THE PROBLEM
Transcribe word for word the part of the entertainment blog excerpt starting with "Whoops…should have read" and going on through "by the way?)".

DOCUMENT EXCERPT
Whoops…should have read this clumsily written Borys Kit Hollywood Reporter story more carefully. I linked to it yesterday in a riff about Michael Bay and Friday the 13th, but it’s a producing deal, not a directing one. (The end of the fourth graph in the Kit story says that “no director is attached to the project.”) But my original thesis that Bay is making a bad career move still holds, since he’ll next be directing Transformers: The Movie, a Jerry Bruckheimer-style take on the Amblin’ family flicks from the ’80s. The man is in trouble. He needs to get away from popcorn movies and direct something like (seriously) Betrayal. (And why is Betrayal still not on DVD, by the way?)
I didn’t mention this in the earlier riff [02/14/2006, 1:48 PM] about John Scheinfeld‘s Who is Harry Nilsson? doc, but I was reminded of it this morning. Not only did Nilsson not write “Everybody’s Talkin’ At Me”, but he also didn’t write “Without You”. A BBC site says the song was actually the work of British band Badfinger, specifically Pete Ham and Tom Evans. A desperate plea to a departing lover, ‘Without You’ is lent added poignancy by the knowledge that its writers eventually committed suicide, ground down by dodgy business dealings and the pressures of the music biz. Nilsson’s version appeared on his 1971 album Nilsson Schmilson, and was a huge hit around the world although Ham and Evans hardly saw a penny of the proceeds.”
“Entertainment Weekly hates me. They’ve hated me since they’ve been a magazine. Fuck ’em…and you can go and tell them that,” Bruce Willis said last Sunday (yeah, I know…three days ago is old news) during a press conference for 16 Blocks (Warner Bros., 3.3). Willis was asked why EW hates him. “Because I’m a threat to them. Why does anybody hate anybody? Because they have some beef. Who cares? They can all blow me.” I once wrote a News & Notes piece for EW about Willis and various troubles that happened during the shooting of Striking Distance (1993). My sources were impeccable and their info was basically that Willis was the primary cause of the difficulties, but the piece was given a final rewrite in New York that added an an extra-snide tone. Anyway, Willis found me in the phone book and called to complain. The guy was hurt…there was anguish in his voice. I couldn’t hint who my sources were and I couldn’t talk about the rewrite (which I thought was a bit harsh), and it was a difficult conversation. This episode — 12 and 1/2 years ago — was the first indication I had that Willis had very little love for EW and was not the kind to just sit there and take it.

RECORDED DATA
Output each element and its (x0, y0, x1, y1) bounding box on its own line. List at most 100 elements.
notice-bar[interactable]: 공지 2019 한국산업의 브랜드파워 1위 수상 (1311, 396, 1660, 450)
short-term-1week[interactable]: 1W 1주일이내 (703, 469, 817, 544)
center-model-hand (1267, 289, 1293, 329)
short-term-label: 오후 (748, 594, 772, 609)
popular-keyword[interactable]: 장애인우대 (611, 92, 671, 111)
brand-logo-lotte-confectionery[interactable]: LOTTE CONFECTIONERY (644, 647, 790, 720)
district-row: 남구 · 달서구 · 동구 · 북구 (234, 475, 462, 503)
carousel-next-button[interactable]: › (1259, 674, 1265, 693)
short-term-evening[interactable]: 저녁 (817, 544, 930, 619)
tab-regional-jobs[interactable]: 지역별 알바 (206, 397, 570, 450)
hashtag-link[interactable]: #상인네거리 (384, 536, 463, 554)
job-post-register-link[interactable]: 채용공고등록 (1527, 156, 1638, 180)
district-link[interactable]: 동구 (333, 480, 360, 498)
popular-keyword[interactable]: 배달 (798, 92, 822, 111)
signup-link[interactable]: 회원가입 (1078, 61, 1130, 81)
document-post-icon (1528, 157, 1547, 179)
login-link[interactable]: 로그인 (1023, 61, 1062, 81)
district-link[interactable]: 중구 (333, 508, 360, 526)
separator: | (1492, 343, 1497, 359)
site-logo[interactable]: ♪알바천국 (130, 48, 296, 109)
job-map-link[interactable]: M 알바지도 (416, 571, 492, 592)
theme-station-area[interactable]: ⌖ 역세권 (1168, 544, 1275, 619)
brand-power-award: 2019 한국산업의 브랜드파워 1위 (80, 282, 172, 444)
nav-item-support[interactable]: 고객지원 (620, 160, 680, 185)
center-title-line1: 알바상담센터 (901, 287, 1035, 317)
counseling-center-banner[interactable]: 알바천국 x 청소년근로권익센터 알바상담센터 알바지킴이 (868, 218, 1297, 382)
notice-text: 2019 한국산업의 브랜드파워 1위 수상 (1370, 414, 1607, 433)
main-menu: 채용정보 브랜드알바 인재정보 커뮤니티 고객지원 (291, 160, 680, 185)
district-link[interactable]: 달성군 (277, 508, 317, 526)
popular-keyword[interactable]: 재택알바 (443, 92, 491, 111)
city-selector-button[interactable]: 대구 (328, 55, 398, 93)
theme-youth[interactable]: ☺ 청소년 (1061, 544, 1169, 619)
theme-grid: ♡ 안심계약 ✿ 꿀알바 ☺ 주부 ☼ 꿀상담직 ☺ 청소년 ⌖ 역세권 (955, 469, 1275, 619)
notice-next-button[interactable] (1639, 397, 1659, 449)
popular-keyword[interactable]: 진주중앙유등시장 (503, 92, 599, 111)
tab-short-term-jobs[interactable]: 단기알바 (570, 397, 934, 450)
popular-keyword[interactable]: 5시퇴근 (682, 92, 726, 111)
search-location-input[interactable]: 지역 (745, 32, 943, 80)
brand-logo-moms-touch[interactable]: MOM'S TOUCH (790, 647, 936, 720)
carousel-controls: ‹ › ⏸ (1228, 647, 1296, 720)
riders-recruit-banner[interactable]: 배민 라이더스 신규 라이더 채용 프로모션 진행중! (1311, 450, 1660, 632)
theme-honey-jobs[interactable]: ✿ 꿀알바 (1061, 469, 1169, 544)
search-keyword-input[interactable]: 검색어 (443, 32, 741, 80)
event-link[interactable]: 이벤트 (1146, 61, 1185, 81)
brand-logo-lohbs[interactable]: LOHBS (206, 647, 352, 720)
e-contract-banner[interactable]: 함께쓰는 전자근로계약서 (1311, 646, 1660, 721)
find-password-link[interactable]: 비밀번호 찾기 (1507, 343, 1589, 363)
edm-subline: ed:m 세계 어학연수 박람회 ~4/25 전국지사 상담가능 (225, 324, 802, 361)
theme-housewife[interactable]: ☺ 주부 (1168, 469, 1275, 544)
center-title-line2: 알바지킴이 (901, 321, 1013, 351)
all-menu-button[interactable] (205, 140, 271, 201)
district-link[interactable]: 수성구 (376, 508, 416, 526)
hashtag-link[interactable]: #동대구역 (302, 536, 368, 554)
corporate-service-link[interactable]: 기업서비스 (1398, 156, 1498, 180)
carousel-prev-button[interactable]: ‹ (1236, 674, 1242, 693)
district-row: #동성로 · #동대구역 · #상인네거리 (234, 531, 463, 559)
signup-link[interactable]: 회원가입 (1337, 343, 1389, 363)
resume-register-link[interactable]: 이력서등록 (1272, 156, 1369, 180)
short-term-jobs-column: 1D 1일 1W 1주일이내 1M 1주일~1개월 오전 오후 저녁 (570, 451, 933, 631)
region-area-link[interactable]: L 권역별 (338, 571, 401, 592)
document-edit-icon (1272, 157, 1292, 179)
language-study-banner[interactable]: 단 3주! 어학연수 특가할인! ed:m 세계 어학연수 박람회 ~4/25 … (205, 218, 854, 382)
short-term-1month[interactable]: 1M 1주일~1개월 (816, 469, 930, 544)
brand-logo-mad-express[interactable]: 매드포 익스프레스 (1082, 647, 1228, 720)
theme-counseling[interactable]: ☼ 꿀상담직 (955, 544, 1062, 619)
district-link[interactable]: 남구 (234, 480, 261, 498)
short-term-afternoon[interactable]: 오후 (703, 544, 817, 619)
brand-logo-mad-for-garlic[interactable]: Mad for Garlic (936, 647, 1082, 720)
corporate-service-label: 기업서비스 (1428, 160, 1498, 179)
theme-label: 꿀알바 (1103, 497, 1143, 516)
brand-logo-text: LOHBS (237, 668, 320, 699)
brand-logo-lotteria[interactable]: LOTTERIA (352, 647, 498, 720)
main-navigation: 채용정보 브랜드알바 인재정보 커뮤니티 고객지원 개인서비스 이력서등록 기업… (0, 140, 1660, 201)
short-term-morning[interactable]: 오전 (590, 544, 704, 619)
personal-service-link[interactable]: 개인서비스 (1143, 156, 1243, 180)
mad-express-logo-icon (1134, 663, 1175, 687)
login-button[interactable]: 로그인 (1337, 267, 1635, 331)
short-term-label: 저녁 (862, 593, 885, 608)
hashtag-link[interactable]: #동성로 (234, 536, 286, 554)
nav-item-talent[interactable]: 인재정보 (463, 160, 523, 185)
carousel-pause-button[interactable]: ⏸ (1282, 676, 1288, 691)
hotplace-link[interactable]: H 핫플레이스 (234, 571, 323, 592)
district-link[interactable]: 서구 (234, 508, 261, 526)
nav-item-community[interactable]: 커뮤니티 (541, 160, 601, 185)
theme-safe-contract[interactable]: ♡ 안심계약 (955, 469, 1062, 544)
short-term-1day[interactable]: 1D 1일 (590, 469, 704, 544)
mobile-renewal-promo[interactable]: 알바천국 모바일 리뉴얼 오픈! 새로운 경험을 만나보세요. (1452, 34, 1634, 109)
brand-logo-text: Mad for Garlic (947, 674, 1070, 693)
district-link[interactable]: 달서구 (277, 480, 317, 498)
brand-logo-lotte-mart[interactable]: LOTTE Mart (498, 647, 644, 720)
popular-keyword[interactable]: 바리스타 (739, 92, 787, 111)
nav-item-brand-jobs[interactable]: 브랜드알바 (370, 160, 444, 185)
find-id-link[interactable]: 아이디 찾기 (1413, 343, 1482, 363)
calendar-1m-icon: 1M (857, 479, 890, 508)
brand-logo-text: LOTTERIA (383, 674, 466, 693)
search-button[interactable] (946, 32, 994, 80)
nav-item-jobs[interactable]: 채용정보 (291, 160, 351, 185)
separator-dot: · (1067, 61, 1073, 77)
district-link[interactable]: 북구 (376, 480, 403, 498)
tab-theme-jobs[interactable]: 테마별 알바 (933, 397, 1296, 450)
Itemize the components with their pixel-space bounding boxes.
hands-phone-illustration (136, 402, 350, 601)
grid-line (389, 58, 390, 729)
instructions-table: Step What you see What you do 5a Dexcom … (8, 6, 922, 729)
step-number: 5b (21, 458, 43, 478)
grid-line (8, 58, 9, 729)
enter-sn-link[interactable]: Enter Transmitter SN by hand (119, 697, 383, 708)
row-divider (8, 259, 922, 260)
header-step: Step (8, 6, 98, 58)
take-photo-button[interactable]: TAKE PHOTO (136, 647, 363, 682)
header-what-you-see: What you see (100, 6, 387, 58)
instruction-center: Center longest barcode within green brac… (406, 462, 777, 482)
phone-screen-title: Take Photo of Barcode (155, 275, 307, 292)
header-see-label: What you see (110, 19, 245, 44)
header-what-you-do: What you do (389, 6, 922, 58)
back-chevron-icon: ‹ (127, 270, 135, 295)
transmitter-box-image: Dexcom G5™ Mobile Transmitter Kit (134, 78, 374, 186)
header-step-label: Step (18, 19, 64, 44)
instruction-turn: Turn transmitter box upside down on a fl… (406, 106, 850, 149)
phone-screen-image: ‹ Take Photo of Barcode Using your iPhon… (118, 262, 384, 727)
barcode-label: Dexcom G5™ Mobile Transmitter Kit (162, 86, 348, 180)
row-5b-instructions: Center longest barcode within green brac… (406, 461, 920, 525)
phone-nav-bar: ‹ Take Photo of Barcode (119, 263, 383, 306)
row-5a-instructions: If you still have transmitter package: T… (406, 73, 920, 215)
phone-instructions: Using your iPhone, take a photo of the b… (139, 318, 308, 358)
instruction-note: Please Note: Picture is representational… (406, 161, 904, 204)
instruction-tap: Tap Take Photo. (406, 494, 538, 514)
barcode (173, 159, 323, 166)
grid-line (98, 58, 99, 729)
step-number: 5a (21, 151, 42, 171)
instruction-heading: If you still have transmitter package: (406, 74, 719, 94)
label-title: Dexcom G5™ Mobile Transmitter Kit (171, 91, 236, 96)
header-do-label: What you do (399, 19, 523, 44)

ANSWER FOR THIS EXERCISE
Whoops…should have read this clumsily written Borys Kit Hollywood Reporter story more carefully. I linked to it yesterday in a riff about Michael Bay and Friday the 13th, but it’s a producing deal, not a directing one. (The end of the fourth graph in the Kit story says that “no director is attached to the project.”) But my original thesis that Bay is making a bad career move still holds, since he’ll next be directing Transformers: The Movie, a Jerry Bruckheimer-style take on the Amblin’ family flicks from the ’80s. The man is in trouble. He needs to get away from popcorn movies and direct something like (seriously) Betrayal. (And why is Betrayal still not on DVD, by the way?)